» **Given problem**
Extract every line that contains the word "discriminación".
--- Start of Dataset excerpts ---
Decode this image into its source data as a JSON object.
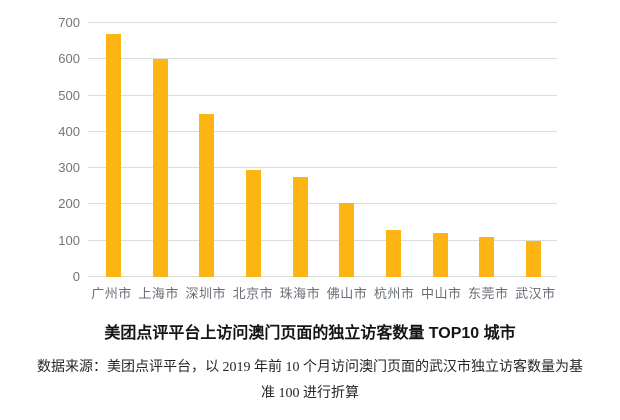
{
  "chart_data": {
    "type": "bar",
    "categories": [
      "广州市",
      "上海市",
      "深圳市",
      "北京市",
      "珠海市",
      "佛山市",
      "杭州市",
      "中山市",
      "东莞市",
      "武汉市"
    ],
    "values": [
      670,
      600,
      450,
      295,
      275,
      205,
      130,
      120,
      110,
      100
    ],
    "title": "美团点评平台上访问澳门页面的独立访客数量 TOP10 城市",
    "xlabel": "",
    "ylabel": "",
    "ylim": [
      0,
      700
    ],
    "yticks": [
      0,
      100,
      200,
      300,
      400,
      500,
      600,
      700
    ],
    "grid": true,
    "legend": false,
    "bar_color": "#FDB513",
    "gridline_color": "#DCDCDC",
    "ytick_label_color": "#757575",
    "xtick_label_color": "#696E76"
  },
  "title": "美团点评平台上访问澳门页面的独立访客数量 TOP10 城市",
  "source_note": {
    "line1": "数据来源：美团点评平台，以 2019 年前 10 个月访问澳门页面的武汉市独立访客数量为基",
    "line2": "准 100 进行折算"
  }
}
--- End of Dataset excerpts ---
--- Start of Dataset excerpts ---
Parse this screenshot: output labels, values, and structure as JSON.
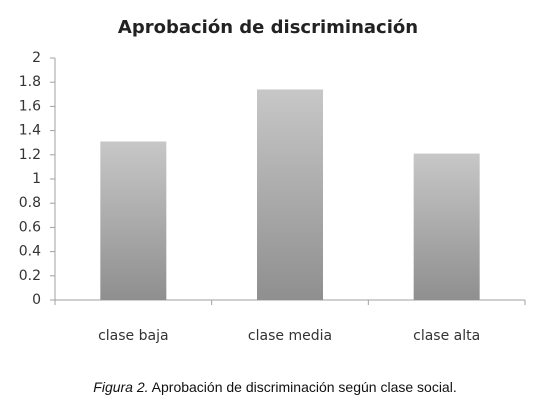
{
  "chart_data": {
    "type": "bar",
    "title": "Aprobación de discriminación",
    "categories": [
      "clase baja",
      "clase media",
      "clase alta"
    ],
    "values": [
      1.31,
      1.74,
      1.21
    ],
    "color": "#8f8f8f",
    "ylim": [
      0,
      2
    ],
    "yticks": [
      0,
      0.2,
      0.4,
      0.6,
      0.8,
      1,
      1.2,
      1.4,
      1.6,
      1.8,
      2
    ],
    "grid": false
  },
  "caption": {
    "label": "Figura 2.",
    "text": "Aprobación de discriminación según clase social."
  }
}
--- End of Dataset excerpts ---
» **Solution**
    "title": "Aprobación de discriminación",
    "text": "Aprobación de discriminación según clase social."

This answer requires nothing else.